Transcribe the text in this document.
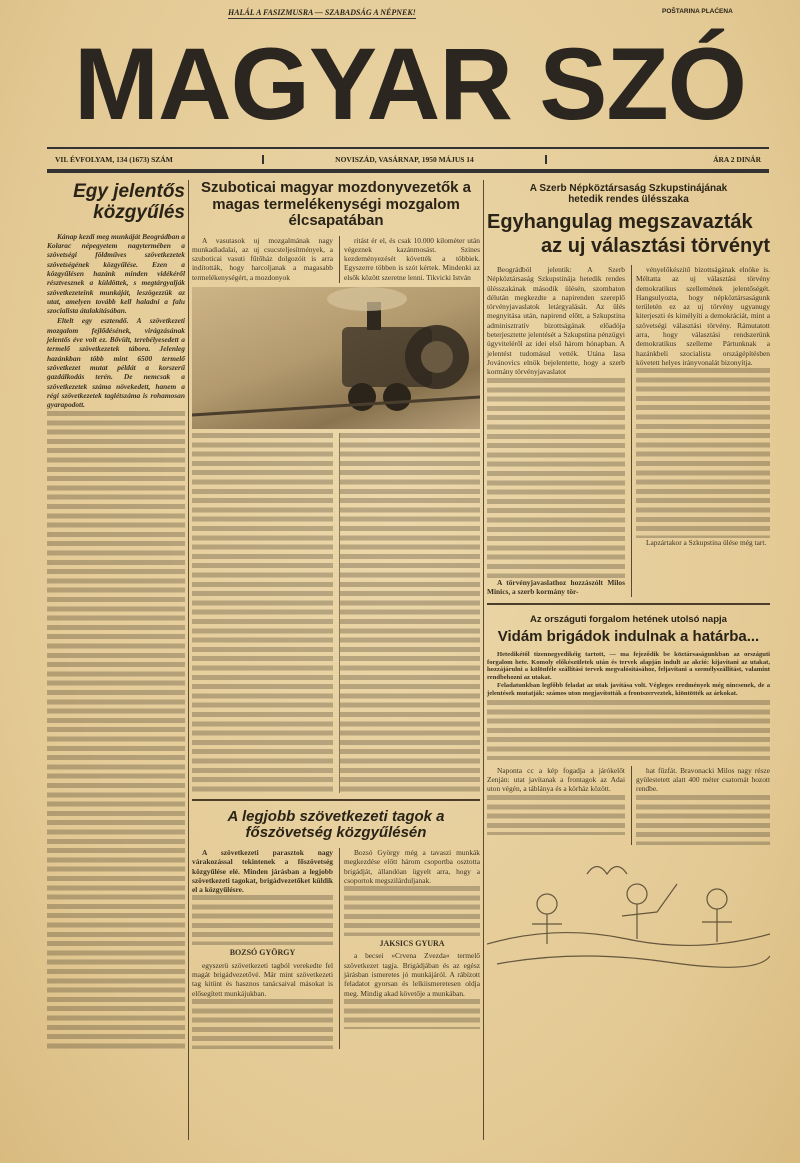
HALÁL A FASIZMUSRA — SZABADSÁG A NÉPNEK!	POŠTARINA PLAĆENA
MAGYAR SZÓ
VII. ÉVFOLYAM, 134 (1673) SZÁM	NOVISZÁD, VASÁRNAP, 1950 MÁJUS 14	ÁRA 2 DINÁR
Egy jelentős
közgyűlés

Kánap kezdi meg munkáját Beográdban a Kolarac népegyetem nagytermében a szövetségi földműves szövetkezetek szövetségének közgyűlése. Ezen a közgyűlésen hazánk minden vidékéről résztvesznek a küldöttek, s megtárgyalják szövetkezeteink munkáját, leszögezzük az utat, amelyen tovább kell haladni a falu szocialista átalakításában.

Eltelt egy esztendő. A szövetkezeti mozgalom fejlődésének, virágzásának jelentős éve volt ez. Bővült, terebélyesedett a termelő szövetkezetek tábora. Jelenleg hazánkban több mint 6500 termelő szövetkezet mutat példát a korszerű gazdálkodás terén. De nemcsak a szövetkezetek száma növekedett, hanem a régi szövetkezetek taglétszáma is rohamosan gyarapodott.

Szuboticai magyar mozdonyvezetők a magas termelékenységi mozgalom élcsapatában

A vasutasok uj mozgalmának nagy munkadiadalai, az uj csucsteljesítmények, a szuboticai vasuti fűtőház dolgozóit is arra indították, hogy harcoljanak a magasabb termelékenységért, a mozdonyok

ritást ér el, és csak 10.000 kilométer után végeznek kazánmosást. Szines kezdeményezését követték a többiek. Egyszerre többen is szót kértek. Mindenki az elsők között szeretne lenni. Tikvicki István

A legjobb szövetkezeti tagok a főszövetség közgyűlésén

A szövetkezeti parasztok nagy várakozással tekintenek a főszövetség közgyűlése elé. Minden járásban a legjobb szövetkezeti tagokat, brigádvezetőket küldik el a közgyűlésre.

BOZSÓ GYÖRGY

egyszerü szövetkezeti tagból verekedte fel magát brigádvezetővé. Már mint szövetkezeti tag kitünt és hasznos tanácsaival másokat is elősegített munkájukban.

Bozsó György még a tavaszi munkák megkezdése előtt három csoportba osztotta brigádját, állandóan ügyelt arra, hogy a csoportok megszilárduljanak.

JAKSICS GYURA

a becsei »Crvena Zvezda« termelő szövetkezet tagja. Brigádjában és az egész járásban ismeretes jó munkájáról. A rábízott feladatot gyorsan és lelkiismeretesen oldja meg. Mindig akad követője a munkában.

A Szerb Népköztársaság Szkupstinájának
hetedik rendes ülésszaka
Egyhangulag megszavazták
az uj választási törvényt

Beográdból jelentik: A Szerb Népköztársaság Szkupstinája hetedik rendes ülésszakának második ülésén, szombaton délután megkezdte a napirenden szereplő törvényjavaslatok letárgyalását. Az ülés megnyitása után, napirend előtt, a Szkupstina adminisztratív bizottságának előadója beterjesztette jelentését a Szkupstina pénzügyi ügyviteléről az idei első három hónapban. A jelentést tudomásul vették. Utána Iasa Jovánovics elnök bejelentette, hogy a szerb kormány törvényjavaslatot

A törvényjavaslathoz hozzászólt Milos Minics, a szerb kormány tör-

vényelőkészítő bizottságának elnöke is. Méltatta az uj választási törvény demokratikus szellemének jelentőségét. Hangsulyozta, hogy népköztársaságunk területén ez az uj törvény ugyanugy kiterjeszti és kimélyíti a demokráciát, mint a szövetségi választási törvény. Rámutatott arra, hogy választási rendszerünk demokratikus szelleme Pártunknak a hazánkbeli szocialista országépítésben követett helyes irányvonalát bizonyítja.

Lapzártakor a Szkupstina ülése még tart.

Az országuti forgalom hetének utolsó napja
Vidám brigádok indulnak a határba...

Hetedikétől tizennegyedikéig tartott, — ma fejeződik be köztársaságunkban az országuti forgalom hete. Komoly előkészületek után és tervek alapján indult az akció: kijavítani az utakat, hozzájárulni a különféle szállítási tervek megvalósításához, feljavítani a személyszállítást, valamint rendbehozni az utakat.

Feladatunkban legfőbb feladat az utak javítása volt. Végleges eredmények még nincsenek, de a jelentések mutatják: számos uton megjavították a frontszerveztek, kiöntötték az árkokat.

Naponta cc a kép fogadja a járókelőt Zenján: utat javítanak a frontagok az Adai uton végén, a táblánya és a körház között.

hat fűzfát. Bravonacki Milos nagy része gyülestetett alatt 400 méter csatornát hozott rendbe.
------------------------------------
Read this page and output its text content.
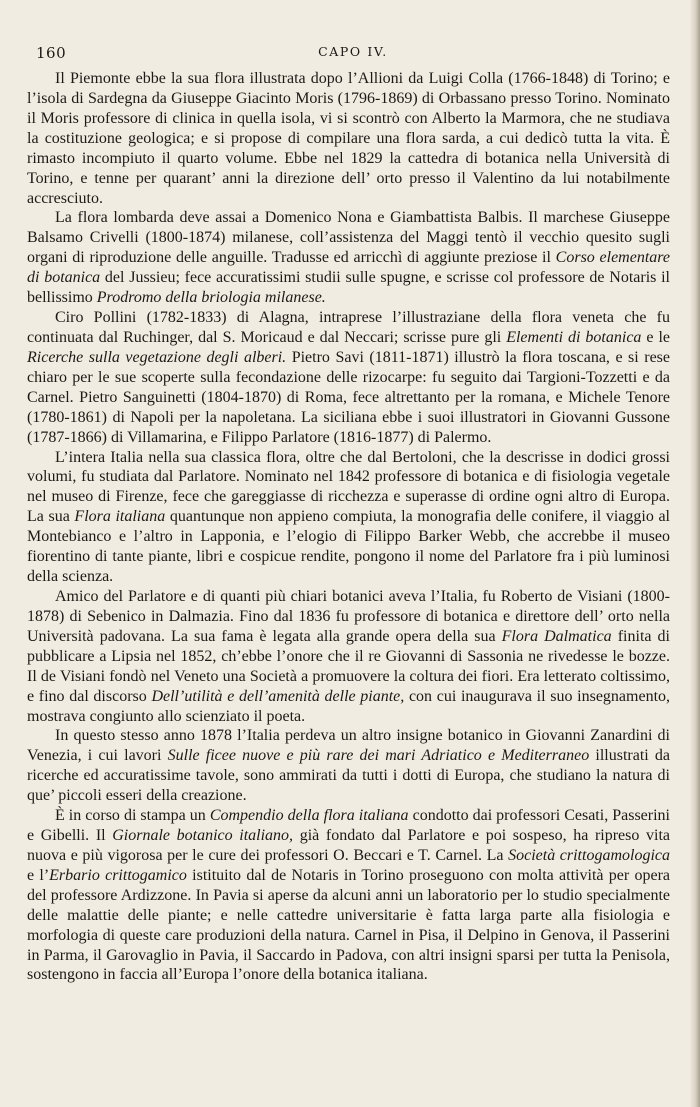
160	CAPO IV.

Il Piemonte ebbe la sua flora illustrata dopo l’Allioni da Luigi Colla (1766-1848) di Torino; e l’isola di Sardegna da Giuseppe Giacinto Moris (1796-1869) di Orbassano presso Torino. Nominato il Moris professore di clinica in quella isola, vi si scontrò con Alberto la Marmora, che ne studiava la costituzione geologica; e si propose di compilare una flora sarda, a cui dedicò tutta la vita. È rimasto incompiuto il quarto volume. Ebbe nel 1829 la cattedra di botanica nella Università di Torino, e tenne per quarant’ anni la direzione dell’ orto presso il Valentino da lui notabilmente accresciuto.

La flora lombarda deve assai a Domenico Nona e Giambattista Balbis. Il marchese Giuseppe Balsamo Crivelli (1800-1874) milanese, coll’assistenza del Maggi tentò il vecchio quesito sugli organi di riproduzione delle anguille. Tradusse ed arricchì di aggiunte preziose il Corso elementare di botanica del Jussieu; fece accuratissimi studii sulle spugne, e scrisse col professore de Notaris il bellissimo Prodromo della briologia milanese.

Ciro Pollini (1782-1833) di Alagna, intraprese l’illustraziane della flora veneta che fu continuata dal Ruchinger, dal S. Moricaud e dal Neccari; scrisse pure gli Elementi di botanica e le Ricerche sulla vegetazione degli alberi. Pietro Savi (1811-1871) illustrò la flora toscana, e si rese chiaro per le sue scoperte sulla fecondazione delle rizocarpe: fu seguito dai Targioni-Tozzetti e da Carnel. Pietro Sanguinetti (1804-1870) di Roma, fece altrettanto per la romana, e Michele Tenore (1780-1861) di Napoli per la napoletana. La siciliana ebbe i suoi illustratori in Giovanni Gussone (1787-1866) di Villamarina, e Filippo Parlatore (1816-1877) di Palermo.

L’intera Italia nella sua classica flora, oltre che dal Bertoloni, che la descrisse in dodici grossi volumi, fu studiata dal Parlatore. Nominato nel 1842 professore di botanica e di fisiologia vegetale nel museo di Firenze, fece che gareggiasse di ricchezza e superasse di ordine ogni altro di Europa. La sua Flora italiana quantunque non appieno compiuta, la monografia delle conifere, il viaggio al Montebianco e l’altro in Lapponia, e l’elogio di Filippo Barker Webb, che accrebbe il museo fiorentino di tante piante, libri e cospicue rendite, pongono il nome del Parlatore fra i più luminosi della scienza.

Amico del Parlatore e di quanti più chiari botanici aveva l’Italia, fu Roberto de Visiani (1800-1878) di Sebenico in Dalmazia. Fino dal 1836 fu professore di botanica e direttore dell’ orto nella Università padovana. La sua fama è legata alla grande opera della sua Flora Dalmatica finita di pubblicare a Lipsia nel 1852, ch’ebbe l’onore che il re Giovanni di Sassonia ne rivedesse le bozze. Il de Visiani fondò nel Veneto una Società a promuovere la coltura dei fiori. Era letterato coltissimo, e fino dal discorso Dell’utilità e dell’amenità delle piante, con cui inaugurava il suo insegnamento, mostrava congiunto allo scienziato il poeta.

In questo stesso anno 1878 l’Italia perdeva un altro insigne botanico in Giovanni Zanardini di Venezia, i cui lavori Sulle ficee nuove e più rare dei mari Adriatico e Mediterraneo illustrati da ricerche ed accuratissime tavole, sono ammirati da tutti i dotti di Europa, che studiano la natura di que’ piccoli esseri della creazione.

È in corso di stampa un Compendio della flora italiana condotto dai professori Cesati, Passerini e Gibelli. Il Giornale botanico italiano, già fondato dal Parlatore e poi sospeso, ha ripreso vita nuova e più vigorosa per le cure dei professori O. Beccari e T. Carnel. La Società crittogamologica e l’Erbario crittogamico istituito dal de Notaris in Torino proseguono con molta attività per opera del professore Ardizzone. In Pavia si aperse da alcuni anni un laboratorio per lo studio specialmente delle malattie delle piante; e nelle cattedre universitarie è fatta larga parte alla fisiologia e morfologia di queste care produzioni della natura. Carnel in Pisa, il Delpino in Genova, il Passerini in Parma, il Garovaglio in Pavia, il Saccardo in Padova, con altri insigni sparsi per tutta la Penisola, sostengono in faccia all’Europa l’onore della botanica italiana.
------------------------------------
_EXERCISE TASK:_
How many of the lines above hold the word "legjobb"? Give only that number.

_FINISHED EXERCISE:_
2